═══ Excerpted data ═══

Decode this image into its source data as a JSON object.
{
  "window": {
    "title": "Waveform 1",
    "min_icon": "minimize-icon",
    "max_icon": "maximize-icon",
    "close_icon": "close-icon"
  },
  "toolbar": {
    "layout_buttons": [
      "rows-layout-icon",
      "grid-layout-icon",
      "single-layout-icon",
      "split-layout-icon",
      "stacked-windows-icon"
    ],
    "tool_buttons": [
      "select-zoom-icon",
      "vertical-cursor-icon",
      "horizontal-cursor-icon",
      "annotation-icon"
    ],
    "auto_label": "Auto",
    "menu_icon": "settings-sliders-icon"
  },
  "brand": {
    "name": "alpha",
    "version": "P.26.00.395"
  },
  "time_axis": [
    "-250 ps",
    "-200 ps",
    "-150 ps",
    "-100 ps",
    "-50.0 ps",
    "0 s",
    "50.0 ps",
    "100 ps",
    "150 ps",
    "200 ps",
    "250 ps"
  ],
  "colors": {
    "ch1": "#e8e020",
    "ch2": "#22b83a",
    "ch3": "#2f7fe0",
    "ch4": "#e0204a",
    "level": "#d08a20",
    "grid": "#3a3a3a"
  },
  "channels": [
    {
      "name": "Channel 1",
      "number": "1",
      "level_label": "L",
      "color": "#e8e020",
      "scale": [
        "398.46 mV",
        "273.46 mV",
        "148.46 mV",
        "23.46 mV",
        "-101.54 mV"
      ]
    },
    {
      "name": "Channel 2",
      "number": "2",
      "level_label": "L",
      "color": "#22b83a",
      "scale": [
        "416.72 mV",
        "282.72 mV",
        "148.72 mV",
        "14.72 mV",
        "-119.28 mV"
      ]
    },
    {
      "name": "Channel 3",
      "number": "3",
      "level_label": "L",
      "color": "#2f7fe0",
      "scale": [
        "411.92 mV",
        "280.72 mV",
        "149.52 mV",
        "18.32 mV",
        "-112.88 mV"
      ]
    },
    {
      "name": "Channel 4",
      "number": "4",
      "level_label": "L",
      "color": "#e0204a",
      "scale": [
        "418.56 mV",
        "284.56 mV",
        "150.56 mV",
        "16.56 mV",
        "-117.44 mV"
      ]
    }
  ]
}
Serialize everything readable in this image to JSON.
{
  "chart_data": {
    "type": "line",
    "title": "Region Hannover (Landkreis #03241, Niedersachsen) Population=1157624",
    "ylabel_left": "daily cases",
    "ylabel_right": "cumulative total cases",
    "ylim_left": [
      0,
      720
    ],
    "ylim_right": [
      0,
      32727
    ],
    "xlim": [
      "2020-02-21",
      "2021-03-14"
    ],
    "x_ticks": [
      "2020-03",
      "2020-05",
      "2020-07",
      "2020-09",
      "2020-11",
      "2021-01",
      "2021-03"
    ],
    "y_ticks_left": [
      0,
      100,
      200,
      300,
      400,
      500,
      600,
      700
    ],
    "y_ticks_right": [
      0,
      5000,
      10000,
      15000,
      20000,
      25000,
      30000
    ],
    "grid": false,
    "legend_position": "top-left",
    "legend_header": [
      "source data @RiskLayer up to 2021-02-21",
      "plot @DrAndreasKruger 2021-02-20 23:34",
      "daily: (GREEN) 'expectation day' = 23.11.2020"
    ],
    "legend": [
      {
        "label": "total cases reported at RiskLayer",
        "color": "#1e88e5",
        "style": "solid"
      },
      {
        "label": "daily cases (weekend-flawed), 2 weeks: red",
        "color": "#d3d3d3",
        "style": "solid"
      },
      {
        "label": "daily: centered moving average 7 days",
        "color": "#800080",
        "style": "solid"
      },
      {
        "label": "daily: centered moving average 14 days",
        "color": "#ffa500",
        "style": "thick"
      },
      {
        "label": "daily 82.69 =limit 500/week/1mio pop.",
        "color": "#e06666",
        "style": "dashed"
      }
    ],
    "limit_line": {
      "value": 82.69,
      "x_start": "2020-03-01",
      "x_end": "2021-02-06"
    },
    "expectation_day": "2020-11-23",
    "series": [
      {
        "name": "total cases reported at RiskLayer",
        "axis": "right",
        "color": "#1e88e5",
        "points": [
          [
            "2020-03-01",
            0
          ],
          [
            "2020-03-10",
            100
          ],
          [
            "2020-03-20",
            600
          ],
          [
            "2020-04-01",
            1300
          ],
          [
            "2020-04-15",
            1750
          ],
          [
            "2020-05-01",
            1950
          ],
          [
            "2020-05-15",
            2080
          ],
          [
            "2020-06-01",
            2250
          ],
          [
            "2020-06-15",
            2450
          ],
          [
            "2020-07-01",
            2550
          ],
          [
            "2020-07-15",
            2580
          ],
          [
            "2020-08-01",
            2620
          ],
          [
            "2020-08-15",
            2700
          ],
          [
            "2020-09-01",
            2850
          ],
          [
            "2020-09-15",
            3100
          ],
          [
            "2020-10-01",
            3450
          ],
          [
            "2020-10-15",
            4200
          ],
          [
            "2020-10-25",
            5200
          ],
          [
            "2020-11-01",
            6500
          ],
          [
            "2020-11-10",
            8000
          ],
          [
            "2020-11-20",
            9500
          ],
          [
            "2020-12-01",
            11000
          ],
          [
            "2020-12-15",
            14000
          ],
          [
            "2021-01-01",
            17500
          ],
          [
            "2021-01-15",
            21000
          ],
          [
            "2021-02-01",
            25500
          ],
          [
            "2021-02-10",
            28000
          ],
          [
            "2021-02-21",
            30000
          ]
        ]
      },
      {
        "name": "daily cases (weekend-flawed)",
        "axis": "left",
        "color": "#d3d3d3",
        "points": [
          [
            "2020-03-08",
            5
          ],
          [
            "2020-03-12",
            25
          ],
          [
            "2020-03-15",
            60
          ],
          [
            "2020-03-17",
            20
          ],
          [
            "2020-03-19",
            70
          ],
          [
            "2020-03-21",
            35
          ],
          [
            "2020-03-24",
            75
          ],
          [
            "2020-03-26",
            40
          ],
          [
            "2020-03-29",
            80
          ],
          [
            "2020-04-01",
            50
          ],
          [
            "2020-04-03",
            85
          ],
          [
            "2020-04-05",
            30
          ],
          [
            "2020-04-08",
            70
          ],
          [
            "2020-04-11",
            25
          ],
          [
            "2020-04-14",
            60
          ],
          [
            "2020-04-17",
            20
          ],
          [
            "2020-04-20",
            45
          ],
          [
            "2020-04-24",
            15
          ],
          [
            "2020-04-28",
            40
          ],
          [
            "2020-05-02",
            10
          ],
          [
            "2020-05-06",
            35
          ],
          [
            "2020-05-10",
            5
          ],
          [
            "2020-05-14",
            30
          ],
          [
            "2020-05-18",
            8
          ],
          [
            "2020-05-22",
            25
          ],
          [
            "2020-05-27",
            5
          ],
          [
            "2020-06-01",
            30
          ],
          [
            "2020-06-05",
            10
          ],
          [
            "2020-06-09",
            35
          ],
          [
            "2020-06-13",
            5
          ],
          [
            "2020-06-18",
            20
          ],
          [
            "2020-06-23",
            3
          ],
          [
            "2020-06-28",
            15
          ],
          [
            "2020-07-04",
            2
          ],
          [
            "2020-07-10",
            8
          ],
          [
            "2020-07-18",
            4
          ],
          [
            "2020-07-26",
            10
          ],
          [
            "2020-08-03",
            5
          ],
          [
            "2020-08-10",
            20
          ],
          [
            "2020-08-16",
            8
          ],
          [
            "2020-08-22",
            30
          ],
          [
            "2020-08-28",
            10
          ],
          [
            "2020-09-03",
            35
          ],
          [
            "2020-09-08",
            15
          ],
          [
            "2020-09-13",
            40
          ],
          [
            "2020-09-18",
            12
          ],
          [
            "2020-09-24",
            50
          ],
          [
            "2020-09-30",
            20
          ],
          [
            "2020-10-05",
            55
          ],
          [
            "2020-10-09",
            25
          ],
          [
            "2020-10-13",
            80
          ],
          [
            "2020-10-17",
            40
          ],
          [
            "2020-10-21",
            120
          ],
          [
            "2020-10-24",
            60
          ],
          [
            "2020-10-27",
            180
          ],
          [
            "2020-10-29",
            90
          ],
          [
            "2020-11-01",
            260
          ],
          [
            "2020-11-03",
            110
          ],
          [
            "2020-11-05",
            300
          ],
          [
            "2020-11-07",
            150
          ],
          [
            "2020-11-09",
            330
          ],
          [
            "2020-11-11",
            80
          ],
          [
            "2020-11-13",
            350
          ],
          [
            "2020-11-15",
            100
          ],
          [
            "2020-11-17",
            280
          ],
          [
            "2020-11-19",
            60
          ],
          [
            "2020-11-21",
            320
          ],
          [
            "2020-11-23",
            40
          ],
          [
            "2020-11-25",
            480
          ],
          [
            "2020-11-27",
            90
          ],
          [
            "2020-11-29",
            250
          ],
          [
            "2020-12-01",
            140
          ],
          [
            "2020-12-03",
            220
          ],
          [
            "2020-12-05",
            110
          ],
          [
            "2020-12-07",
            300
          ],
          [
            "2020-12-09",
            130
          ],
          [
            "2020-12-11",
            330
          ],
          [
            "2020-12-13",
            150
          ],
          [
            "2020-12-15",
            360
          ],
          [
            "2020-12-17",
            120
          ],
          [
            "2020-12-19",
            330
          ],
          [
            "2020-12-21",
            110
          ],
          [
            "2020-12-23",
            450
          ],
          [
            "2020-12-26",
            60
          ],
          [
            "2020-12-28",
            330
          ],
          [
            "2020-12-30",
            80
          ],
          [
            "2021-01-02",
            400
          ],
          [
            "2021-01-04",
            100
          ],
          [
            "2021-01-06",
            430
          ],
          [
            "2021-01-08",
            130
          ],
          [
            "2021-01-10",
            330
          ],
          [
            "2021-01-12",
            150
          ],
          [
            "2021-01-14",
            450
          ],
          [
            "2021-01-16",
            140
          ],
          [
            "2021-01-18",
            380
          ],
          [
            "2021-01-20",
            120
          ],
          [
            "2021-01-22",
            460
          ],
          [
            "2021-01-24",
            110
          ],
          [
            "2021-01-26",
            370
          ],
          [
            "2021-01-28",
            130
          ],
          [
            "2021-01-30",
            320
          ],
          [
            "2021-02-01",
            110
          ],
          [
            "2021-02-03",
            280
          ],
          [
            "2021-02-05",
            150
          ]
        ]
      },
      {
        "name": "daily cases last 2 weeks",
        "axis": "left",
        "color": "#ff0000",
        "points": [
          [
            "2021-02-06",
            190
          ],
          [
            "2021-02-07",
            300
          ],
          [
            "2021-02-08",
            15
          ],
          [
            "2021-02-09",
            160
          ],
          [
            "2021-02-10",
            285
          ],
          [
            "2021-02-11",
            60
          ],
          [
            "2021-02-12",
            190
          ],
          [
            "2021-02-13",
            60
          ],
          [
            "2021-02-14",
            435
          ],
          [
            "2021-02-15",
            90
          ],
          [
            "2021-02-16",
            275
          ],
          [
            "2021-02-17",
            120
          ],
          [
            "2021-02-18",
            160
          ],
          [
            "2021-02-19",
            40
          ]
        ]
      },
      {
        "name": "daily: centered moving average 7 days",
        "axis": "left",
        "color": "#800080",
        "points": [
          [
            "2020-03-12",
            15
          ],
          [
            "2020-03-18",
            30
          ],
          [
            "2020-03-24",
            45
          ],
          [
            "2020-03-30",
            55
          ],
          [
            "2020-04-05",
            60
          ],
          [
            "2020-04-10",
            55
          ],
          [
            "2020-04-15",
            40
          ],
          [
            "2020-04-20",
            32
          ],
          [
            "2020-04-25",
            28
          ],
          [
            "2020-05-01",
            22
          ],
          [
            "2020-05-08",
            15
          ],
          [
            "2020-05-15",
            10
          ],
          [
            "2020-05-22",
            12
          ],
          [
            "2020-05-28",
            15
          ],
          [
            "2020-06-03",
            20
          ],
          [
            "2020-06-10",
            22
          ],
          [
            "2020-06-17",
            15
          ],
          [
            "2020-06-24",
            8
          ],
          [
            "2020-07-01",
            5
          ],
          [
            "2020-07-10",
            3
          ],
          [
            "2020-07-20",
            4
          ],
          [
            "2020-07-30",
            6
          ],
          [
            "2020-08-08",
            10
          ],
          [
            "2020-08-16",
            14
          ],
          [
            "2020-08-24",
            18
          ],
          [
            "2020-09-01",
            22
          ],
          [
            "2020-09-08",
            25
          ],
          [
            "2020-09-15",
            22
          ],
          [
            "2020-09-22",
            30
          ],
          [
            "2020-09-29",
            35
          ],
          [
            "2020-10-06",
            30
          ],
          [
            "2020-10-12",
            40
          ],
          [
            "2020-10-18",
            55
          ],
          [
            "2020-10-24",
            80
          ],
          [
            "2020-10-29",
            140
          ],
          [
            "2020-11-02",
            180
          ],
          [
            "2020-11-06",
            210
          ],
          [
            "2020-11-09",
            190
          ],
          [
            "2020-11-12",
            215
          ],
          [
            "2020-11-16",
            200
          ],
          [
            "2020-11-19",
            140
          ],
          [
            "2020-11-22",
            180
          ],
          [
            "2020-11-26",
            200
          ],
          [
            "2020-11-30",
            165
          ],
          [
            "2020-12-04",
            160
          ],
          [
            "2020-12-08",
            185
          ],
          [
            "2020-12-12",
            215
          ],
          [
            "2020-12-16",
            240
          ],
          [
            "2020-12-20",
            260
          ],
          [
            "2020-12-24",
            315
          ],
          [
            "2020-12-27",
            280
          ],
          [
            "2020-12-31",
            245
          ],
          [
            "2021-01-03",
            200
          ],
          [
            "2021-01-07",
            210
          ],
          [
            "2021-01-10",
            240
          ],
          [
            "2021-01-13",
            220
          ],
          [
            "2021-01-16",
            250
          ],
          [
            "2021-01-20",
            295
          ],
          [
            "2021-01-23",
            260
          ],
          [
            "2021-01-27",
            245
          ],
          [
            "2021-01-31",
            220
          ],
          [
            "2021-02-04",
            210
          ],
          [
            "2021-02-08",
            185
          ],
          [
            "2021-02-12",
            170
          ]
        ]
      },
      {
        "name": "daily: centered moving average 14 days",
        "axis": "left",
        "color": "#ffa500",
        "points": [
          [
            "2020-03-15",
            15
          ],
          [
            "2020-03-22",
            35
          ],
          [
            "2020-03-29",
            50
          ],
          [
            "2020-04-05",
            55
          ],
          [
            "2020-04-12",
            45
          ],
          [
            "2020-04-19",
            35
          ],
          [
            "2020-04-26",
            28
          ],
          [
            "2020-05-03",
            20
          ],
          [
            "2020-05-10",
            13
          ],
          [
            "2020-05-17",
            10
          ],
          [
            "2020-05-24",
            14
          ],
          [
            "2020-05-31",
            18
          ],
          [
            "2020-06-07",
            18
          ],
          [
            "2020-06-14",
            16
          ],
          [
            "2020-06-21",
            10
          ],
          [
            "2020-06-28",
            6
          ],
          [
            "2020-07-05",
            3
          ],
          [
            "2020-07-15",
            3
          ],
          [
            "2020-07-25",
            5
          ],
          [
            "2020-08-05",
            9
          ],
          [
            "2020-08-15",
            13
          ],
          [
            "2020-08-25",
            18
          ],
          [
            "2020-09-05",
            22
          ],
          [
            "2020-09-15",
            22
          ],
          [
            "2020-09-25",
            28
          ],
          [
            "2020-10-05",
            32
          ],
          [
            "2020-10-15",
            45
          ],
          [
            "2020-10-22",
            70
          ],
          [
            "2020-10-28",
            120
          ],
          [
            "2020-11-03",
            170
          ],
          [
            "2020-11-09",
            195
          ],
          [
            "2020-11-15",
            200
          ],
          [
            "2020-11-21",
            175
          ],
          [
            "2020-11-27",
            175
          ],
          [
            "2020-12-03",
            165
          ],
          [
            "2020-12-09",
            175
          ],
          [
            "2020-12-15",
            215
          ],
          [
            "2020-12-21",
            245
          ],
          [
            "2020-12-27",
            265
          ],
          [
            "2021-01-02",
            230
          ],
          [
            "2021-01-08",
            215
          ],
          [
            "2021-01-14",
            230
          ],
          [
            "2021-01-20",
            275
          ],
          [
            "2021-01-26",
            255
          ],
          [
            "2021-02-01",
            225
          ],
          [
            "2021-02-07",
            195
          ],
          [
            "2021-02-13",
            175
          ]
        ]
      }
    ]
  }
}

═══

**Problem requirements**
Copy out every line with the word "total".

**The solution**
    "ylabel_right": "cumulative total cases",
        "label": "total cases reported at RiskLayer",
        "name": "total cases reported at RiskLayer",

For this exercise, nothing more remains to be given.